• TASK OBJECTIVE
Each entry must be given again exactly; images do not belong in the copy.

• INFORMATION GIVEN
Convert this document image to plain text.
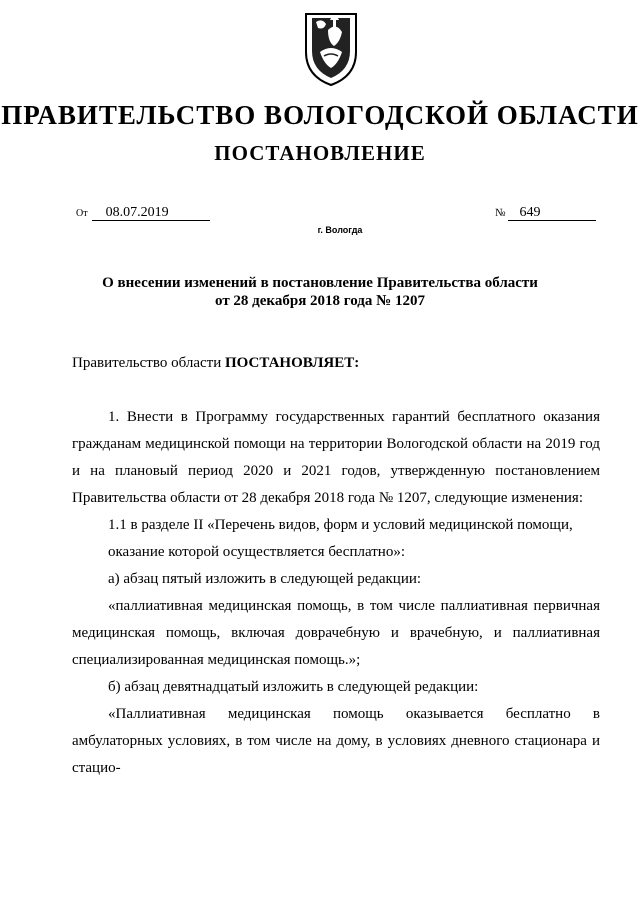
ПРАВИТЕЛЬСТВО ВОЛОГОДСКОЙ ОБЛАСТИ
ПОСТАНОВЛЕНИЕ
От 08.07.2019	№ 649
г. Вологда
О внесении изменений в постановление Правительства области
от 28 декабря 2018 года № 1207
Правительство области ПОСТАНОВЛЯЕТ:

1. Внести в Программу государственных гарантий бесплатного оказания гражданам медицинской помощи на территории Вологодской области на 2019 год и на плановый период 2020 и 2021 годов, утвержденную постановлением Правительства области от 28 декабря 2018 года № 1207, следующие изменения:

1.1 в разделе II «Перечень видов, форм и условий медицинской помощи,

оказание которой осуществляется бесплатно»:

а) абзац пятый изложить в следующей редакции:

«паллиативная медицинская помощь, в том числе паллиативная первичная медицинская помощь, включая доврачебную и врачебную, и паллиативная специализированная медицинская помощь.»;

б) абзац девятнадцатый изложить в следующей редакции:

«Паллиативная медицинская помощь оказывается бесплатно в амбулаторных условиях, в том числе на дому, в условиях дневного стационара и стацио-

• FULL RESPONSE
Convert this document image to plain text.
ПРАВИТЕЛЬСТВО ВОЛОГОДСКОЙ ОБЛАСТИ
ПОСТАНОВЛЕНИЕ
От 08.07.2019	№ 649
г. Вологда
О внесении изменений в постановление Правительства области
от 28 декабря 2018 года № 1207
Правительство области ПОСТАНОВЛЯЕТ:

1. Внести в Программу государственных гарантий бесплатного оказания гражданам медицинской помощи на территории Вологодской области на 2019 год и на плановый период 2020 и 2021 годов, утвержденную постановлением Правительства области от 28 декабря 2018 года № 1207, следующие изменения:

1.1 в разделе II «Перечень видов, форм и условий медицинской помощи,

оказание которой осуществляется бесплатно»:

а) абзац пятый изложить в следующей редакции:

«паллиативная медицинская помощь, в том числе паллиативная первичная медицинская помощь, включая доврачебную и врачебную, и паллиативная специализированная медицинская помощь.»;

б) абзац девятнадцатый изложить в следующей редакции:

«Паллиативная медицинская помощь оказывается бесплатно в амбулаторных условиях, в том числе на дому, в условиях дневного стационара и стацио-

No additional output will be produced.